Your instructions -
Pull every line containing the word "What" from the records.

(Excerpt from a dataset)
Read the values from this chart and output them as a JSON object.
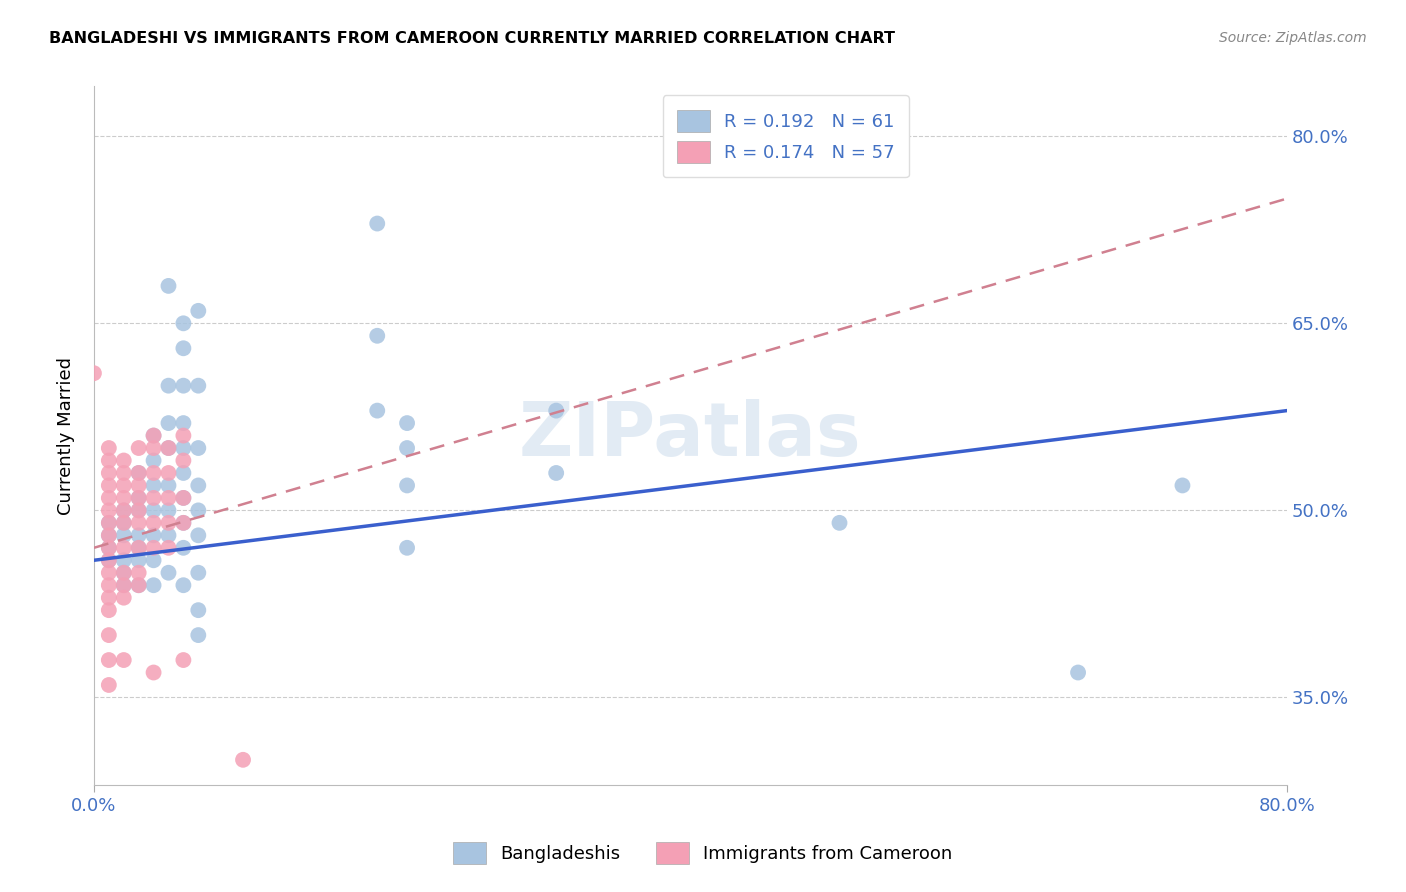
{
  "title": "BANGLADESHI VS IMMIGRANTS FROM CAMEROON CURRENTLY MARRIED CORRELATION CHART",
  "source": "Source: ZipAtlas.com",
  "ylabel": "Currently Married",
  "xmin": 0.0,
  "xmax": 0.8,
  "ymin": 0.28,
  "ymax": 0.84,
  "yticks": [
    0.35,
    0.5,
    0.65,
    0.8
  ],
  "ytick_labels": [
    "35.0%",
    "50.0%",
    "65.0%",
    "80.0%"
  ],
  "blue_color": "#a8c4e0",
  "pink_color": "#f4a0b5",
  "blue_line_color": "#3a5fcd",
  "pink_line_color": "#d08090",
  "legend_text_color": "#4472c4",
  "watermark": "ZIPatlas",
  "blue_points": [
    [
      0.01,
      0.49
    ],
    [
      0.01,
      0.48
    ],
    [
      0.01,
      0.47
    ],
    [
      0.01,
      0.46
    ],
    [
      0.02,
      0.5
    ],
    [
      0.02,
      0.49
    ],
    [
      0.02,
      0.48
    ],
    [
      0.02,
      0.46
    ],
    [
      0.02,
      0.45
    ],
    [
      0.02,
      0.44
    ],
    [
      0.03,
      0.53
    ],
    [
      0.03,
      0.51
    ],
    [
      0.03,
      0.5
    ],
    [
      0.03,
      0.48
    ],
    [
      0.03,
      0.47
    ],
    [
      0.03,
      0.46
    ],
    [
      0.03,
      0.44
    ],
    [
      0.04,
      0.56
    ],
    [
      0.04,
      0.54
    ],
    [
      0.04,
      0.52
    ],
    [
      0.04,
      0.5
    ],
    [
      0.04,
      0.48
    ],
    [
      0.04,
      0.46
    ],
    [
      0.04,
      0.44
    ],
    [
      0.05,
      0.68
    ],
    [
      0.05,
      0.6
    ],
    [
      0.05,
      0.57
    ],
    [
      0.05,
      0.55
    ],
    [
      0.05,
      0.52
    ],
    [
      0.05,
      0.5
    ],
    [
      0.05,
      0.48
    ],
    [
      0.05,
      0.45
    ],
    [
      0.06,
      0.65
    ],
    [
      0.06,
      0.63
    ],
    [
      0.06,
      0.6
    ],
    [
      0.06,
      0.57
    ],
    [
      0.06,
      0.55
    ],
    [
      0.06,
      0.53
    ],
    [
      0.06,
      0.51
    ],
    [
      0.06,
      0.49
    ],
    [
      0.06,
      0.47
    ],
    [
      0.06,
      0.44
    ],
    [
      0.07,
      0.66
    ],
    [
      0.07,
      0.6
    ],
    [
      0.07,
      0.55
    ],
    [
      0.07,
      0.52
    ],
    [
      0.07,
      0.5
    ],
    [
      0.07,
      0.48
    ],
    [
      0.07,
      0.45
    ],
    [
      0.07,
      0.42
    ],
    [
      0.07,
      0.4
    ],
    [
      0.19,
      0.73
    ],
    [
      0.19,
      0.64
    ],
    [
      0.19,
      0.58
    ],
    [
      0.21,
      0.57
    ],
    [
      0.21,
      0.55
    ],
    [
      0.21,
      0.52
    ],
    [
      0.21,
      0.47
    ],
    [
      0.31,
      0.58
    ],
    [
      0.31,
      0.53
    ],
    [
      0.5,
      0.49
    ],
    [
      0.66,
      0.37
    ],
    [
      0.73,
      0.52
    ]
  ],
  "pink_points": [
    [
      0.0,
      0.61
    ],
    [
      0.01,
      0.55
    ],
    [
      0.01,
      0.54
    ],
    [
      0.01,
      0.53
    ],
    [
      0.01,
      0.52
    ],
    [
      0.01,
      0.51
    ],
    [
      0.01,
      0.5
    ],
    [
      0.01,
      0.49
    ],
    [
      0.01,
      0.48
    ],
    [
      0.01,
      0.47
    ],
    [
      0.01,
      0.46
    ],
    [
      0.01,
      0.45
    ],
    [
      0.01,
      0.44
    ],
    [
      0.01,
      0.43
    ],
    [
      0.01,
      0.42
    ],
    [
      0.01,
      0.4
    ],
    [
      0.01,
      0.38
    ],
    [
      0.01,
      0.36
    ],
    [
      0.02,
      0.54
    ],
    [
      0.02,
      0.53
    ],
    [
      0.02,
      0.52
    ],
    [
      0.02,
      0.51
    ],
    [
      0.02,
      0.5
    ],
    [
      0.02,
      0.49
    ],
    [
      0.02,
      0.47
    ],
    [
      0.02,
      0.45
    ],
    [
      0.02,
      0.44
    ],
    [
      0.02,
      0.43
    ],
    [
      0.02,
      0.38
    ],
    [
      0.03,
      0.55
    ],
    [
      0.03,
      0.53
    ],
    [
      0.03,
      0.52
    ],
    [
      0.03,
      0.51
    ],
    [
      0.03,
      0.5
    ],
    [
      0.03,
      0.49
    ],
    [
      0.03,
      0.47
    ],
    [
      0.03,
      0.45
    ],
    [
      0.03,
      0.44
    ],
    [
      0.04,
      0.56
    ],
    [
      0.04,
      0.55
    ],
    [
      0.04,
      0.53
    ],
    [
      0.04,
      0.51
    ],
    [
      0.04,
      0.49
    ],
    [
      0.04,
      0.47
    ],
    [
      0.04,
      0.37
    ],
    [
      0.05,
      0.55
    ],
    [
      0.05,
      0.53
    ],
    [
      0.05,
      0.51
    ],
    [
      0.05,
      0.49
    ],
    [
      0.05,
      0.47
    ],
    [
      0.06,
      0.56
    ],
    [
      0.06,
      0.54
    ],
    [
      0.06,
      0.51
    ],
    [
      0.06,
      0.49
    ],
    [
      0.06,
      0.38
    ],
    [
      0.1,
      0.3
    ]
  ],
  "blue_line_endpoints": [
    [
      0.0,
      0.46
    ],
    [
      0.8,
      0.58
    ]
  ],
  "pink_line_endpoints": [
    [
      0.0,
      0.47
    ],
    [
      0.8,
      0.75
    ]
  ]
}
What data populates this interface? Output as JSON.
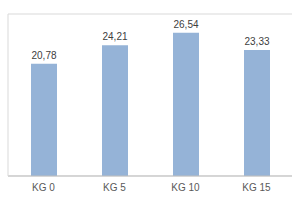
{
  "chart_data": {
    "type": "bar",
    "categories": [
      "KG 0",
      "KG 5",
      "KG 10",
      "KG 15"
    ],
    "values": [
      20.78,
      24.21,
      26.54,
      23.33
    ],
    "value_labels": [
      "20,78",
      "24,21",
      "26,54",
      "23,33"
    ],
    "color": "#95b3d7",
    "ylim": [
      0,
      30
    ],
    "yticks": [
      0,
      5,
      10,
      15,
      20,
      25,
      30
    ],
    "grid": true,
    "data_labels": true,
    "tick_labels": "x"
  }
}
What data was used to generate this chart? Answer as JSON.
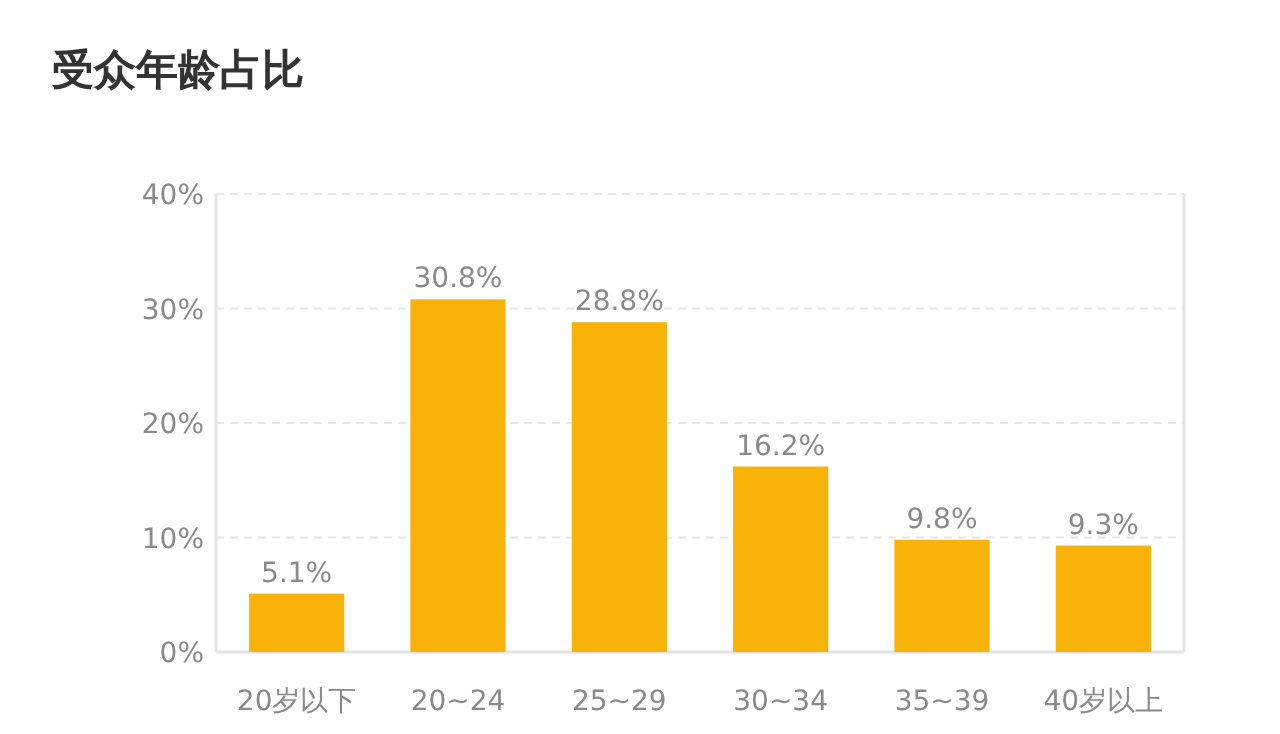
{
  "chart_data": {
    "type": "bar",
    "title": "受众年龄占比",
    "categories": [
      "20岁以下",
      "20~24",
      "25~29",
      "30~34",
      "35~39",
      "40岁以上"
    ],
    "values": [
      5.1,
      30.8,
      28.8,
      16.2,
      9.8,
      9.3
    ],
    "value_labels": [
      "5.1%",
      "30.8%",
      "28.8%",
      "16.2%",
      "9.8%",
      "9.3%"
    ],
    "color": "#f9b208",
    "ylim": [
      0,
      40
    ],
    "yticks": [
      {
        "value": 0,
        "label": "0%"
      },
      {
        "value": 10,
        "label": "10%"
      },
      {
        "value": 20,
        "label": "20%"
      },
      {
        "value": 30,
        "label": "30%"
      },
      {
        "value": 40,
        "label": "40%"
      }
    ],
    "grid": "y"
  }
}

Task answer -
What data populates this interface? Output as JSON.
What data was used to generate this chart? Answer as JSON.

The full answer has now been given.